WORK INSTRUCTIONS |
Go through the listing below and list every line with "CAPS".

==== MATERIAL PROVIDED ====

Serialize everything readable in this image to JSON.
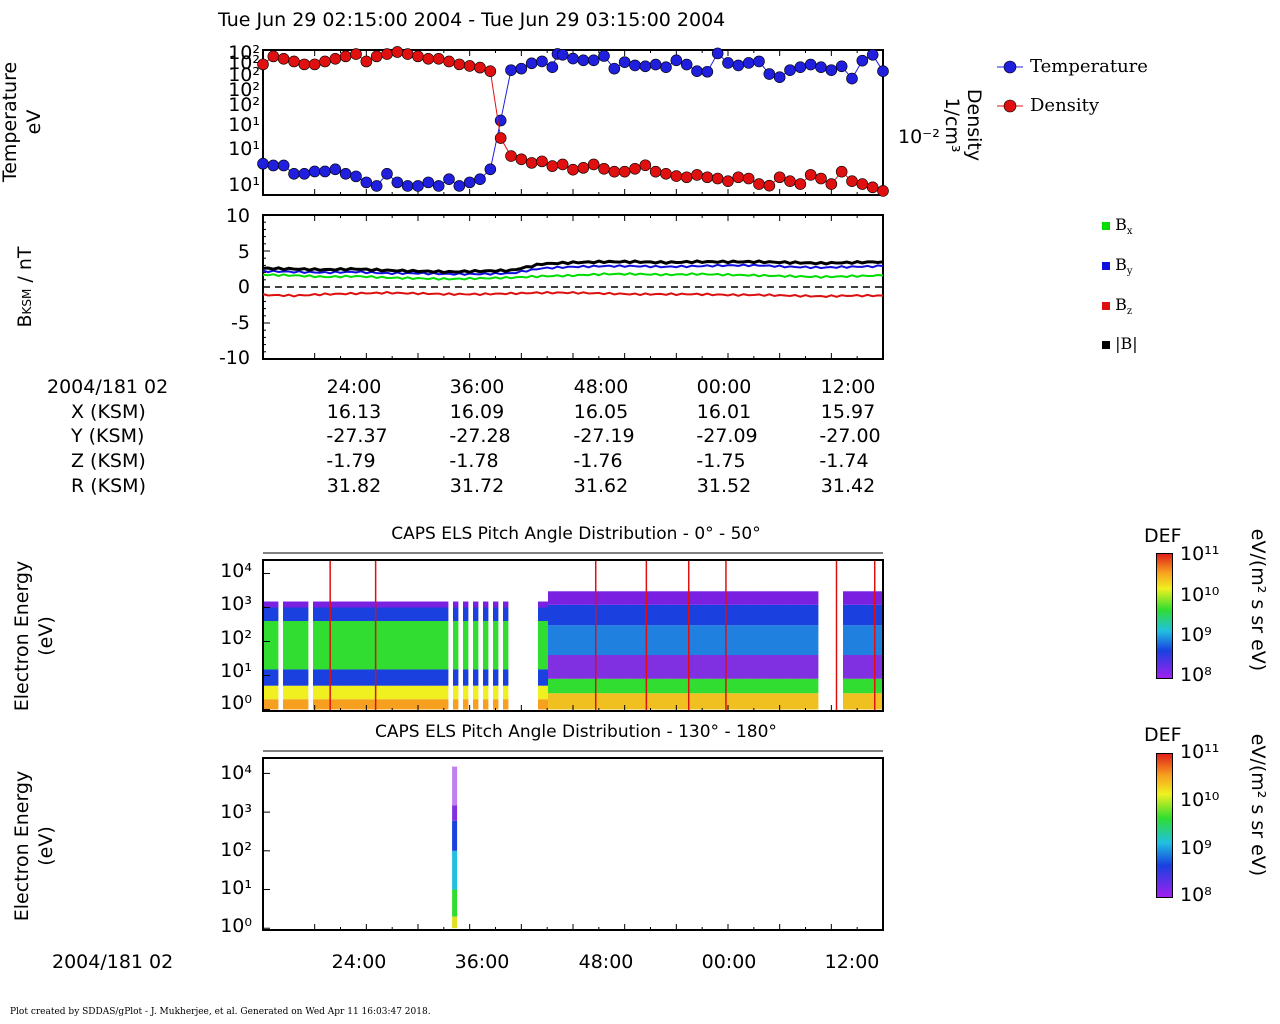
{
  "header": {
    "title": "Tue Jun 29 02:15:00 2004 - Tue Jun 29 03:15:00 2004"
  },
  "footer": {
    "credit": "Plot created by SDDAS/gPlot - J. Mukherjee, et al.  Generated on Wed Apr 11 16:03:47 2018."
  },
  "colors": {
    "temperature": "#1f1fdd",
    "density": "#e01010",
    "bx": "#00dd00",
    "by": "#1010dd",
    "bz": "#dd1010",
    "btot": "#000000"
  },
  "panel1": {
    "ylabel_line1": "Temperature",
    "ylabel_line2": "eV",
    "yticks_left": [
      "10²",
      "10²",
      "10²",
      "10²",
      "10²",
      "10¹",
      "10¹",
      "10¹"
    ],
    "ylabel_right_line1": "Density",
    "ylabel_right_line2": "1/cm³",
    "ytick_right": "10⁻²",
    "legend": [
      {
        "name": "Temperature"
      },
      {
        "name": "Density"
      }
    ]
  },
  "panel2": {
    "ylabel": "BKSM / nT",
    "yticks": [
      "10",
      "5",
      "0",
      "-5",
      "-10"
    ],
    "legend": [
      {
        "name": "Bx"
      },
      {
        "name": "By"
      },
      {
        "name": "Bz"
      },
      {
        "name": "|B|"
      }
    ]
  },
  "ephemeris": {
    "start_label": "2004/181 02",
    "time_ticks": [
      "24:00",
      "36:00",
      "48:00",
      "00:00",
      "12:00"
    ],
    "rows": [
      {
        "label": "X (KSM)",
        "values": [
          "16.13",
          "16.09",
          "16.05",
          "16.01",
          "15.97"
        ]
      },
      {
        "label": "Y (KSM)",
        "values": [
          "-27.37",
          "-27.28",
          "-27.19",
          "-27.09",
          "-27.00"
        ]
      },
      {
        "label": "Z (KSM)",
        "values": [
          "-1.79",
          "-1.78",
          "-1.76",
          "-1.75",
          "-1.74"
        ]
      },
      {
        "label": "R (KSM)",
        "values": [
          "31.82",
          "31.72",
          "31.62",
          "31.52",
          "31.42"
        ]
      }
    ]
  },
  "panel3": {
    "title": "CAPS ELS Pitch Angle Distribution - 0° - 50°",
    "ylabel_line1": "Electron Energy",
    "ylabel_line2": "(eV)",
    "yticks": [
      "10⁴",
      "10³",
      "10²",
      "10¹",
      "10⁰"
    ],
    "colorbar": {
      "label": "DEF",
      "unit": "eV/(m² s sr eV)",
      "ticks": [
        "10¹¹",
        "10¹⁰",
        "10⁹",
        "10⁸"
      ]
    }
  },
  "panel4": {
    "title": "CAPS ELS Pitch Angle Distribution - 130° - 180°",
    "ylabel_line1": "Electron Energy",
    "ylabel_line2": "(eV)",
    "yticks": [
      "10⁴",
      "10³",
      "10²",
      "10¹",
      "10⁰"
    ],
    "colorbar": {
      "label": "DEF",
      "unit": "eV/(m² s sr eV)",
      "ticks": [
        "10¹¹",
        "10¹⁰",
        "10⁹",
        "10⁸"
      ]
    },
    "xaxis_start": "2004/181 02",
    "xticks": [
      "24:00",
      "36:00",
      "48:00",
      "00:00",
      "12:00"
    ]
  },
  "chart_data": [
    {
      "type": "scatter",
      "title": "",
      "x_unit": "minutes after 02:15",
      "xlim": [
        0,
        60
      ],
      "series": [
        {
          "name": "Temperature",
          "x": [
            0,
            1,
            2,
            3,
            4,
            5,
            6,
            7,
            8,
            9,
            10,
            11,
            12,
            13,
            14,
            15,
            16,
            17,
            18,
            19,
            20,
            21,
            22,
            23,
            24,
            25,
            26,
            27,
            28,
            28.5,
            29,
            30,
            31,
            32,
            33,
            34,
            35,
            36,
            37,
            38,
            39,
            40,
            41,
            42,
            43,
            44,
            45,
            46,
            47,
            48,
            49,
            50,
            51,
            52,
            53,
            54,
            55,
            56,
            57,
            58,
            59,
            60
          ],
          "y": [
            1.6,
            1.5,
            1.5,
            1.1,
            1.1,
            1.2,
            1.2,
            1.3,
            1.1,
            1.0,
            0.8,
            0.7,
            1.1,
            0.8,
            0.7,
            0.7,
            0.8,
            0.7,
            0.9,
            0.7,
            0.8,
            0.9,
            1.3,
            8.0,
            52,
            55,
            67,
            72,
            58,
            95,
            92,
            80,
            75,
            75,
            88,
            55,
            70,
            62,
            60,
            64,
            58,
            75,
            64,
            50,
            49,
            97,
            68,
            62,
            68,
            72,
            45,
            40,
            52,
            58,
            64,
            58,
            52,
            60,
            38,
            74,
            92,
            50
          ]
        },
        {
          "name": "Density",
          "x": [
            0,
            1,
            2,
            3,
            4,
            5,
            6,
            7,
            8,
            9,
            10,
            11,
            12,
            13,
            14,
            15,
            16,
            17,
            18,
            19,
            20,
            21,
            22,
            23,
            24,
            25,
            26,
            27,
            28,
            29,
            30,
            31,
            32,
            33,
            34,
            35,
            36,
            37,
            38,
            39,
            40,
            41,
            42,
            43,
            44,
            45,
            46,
            47,
            48,
            49,
            50,
            51,
            52,
            53,
            54,
            55,
            56,
            57,
            58,
            59,
            60
          ],
          "y": [
            0.01,
            0.013,
            0.012,
            0.011,
            0.01,
            0.01,
            0.011,
            0.012,
            0.013,
            0.014,
            0.011,
            0.013,
            0.014,
            0.015,
            0.014,
            0.013,
            0.012,
            0.012,
            0.011,
            0.01,
            0.0095,
            0.009,
            0.008,
            0.0009,
            0.0005,
            0.00045,
            0.0004,
            0.00042,
            0.00036,
            0.00038,
            0.00032,
            0.00034,
            0.00038,
            0.00033,
            0.0003,
            0.0003,
            0.00033,
            0.00037,
            0.0003,
            0.00028,
            0.00026,
            0.00025,
            0.00027,
            0.00025,
            0.00024,
            0.00022,
            0.00025,
            0.00024,
            0.0002,
            0.00019,
            0.00025,
            0.00022,
            0.0002,
            0.00027,
            0.00024,
            0.0002,
            0.0003,
            0.00022,
            0.0002,
            0.00018,
            0.00016
          ]
        }
      ]
    },
    {
      "type": "line",
      "title": "",
      "ylabel": "BKSM / nT",
      "x_unit": "minutes after 02:15",
      "ylim": [
        -10,
        10
      ],
      "x": [
        0,
        3,
        6,
        9,
        12,
        15,
        18,
        21,
        24,
        27,
        30,
        33,
        36,
        39,
        42,
        45,
        48,
        51,
        54,
        57,
        60
      ],
      "series": [
        {
          "name": "Bx",
          "values": [
            1.7,
            1.6,
            1.4,
            1.5,
            1.3,
            1.2,
            1.1,
            1.2,
            1.3,
            1.5,
            1.6,
            1.8,
            1.8,
            1.7,
            1.8,
            1.7,
            1.6,
            1.5,
            1.4,
            1.5,
            1.6
          ]
        },
        {
          "name": "By",
          "values": [
            2.2,
            2.1,
            2.0,
            2.1,
            1.9,
            1.9,
            1.8,
            1.8,
            1.9,
            2.6,
            2.8,
            2.9,
            2.9,
            2.8,
            2.9,
            3.0,
            3.0,
            2.8,
            2.7,
            2.8,
            2.9
          ]
        },
        {
          "name": "Bz",
          "values": [
            -1.1,
            -1.2,
            -1.0,
            -0.9,
            -0.8,
            -0.9,
            -1.0,
            -1.0,
            -0.9,
            -0.8,
            -0.8,
            -0.9,
            -1.0,
            -1.0,
            -1.0,
            -1.1,
            -1.1,
            -1.2,
            -1.3,
            -1.2,
            -1.2
          ]
        },
        {
          "name": "|B|",
          "values": [
            2.6,
            2.5,
            2.4,
            2.5,
            2.3,
            2.2,
            2.1,
            2.2,
            2.3,
            3.2,
            3.4,
            3.5,
            3.5,
            3.4,
            3.5,
            3.5,
            3.5,
            3.4,
            3.3,
            3.4,
            3.5
          ]
        }
      ]
    },
    {
      "type": "heatmap",
      "title": "CAPS ELS Pitch Angle Distribution - 0° - 50°",
      "ylabel": "Electron Energy (eV)",
      "yscale": "log",
      "ylim": [
        0.9,
        25000
      ],
      "colorbar_label": "DEF",
      "colorbar_unit": "eV/(m² s sr eV)",
      "colorbar_range": [
        100000000.0,
        100000000000.0
      ]
    },
    {
      "type": "heatmap",
      "title": "CAPS ELS Pitch Angle Distribution - 130° - 180°",
      "ylabel": "Electron Energy (eV)",
      "yscale": "log",
      "ylim": [
        0.9,
        25000
      ],
      "colorbar_label": "DEF",
      "colorbar_unit": "eV/(m² s sr eV)",
      "colorbar_range": [
        100000000.0,
        100000000000.0
      ]
    }
  ]
}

====

FULL OUTPUT |
    "title": "CAPS ELS Pitch Angle Distribution - 0° - 50°",
    "title": "CAPS ELS Pitch Angle Distribution - 130° - 180°",
      "title": "CAPS ELS Pitch Angle Distribution - 0° - 50°",
      "title": "CAPS ELS Pitch Angle Distribution - 130° - 180°",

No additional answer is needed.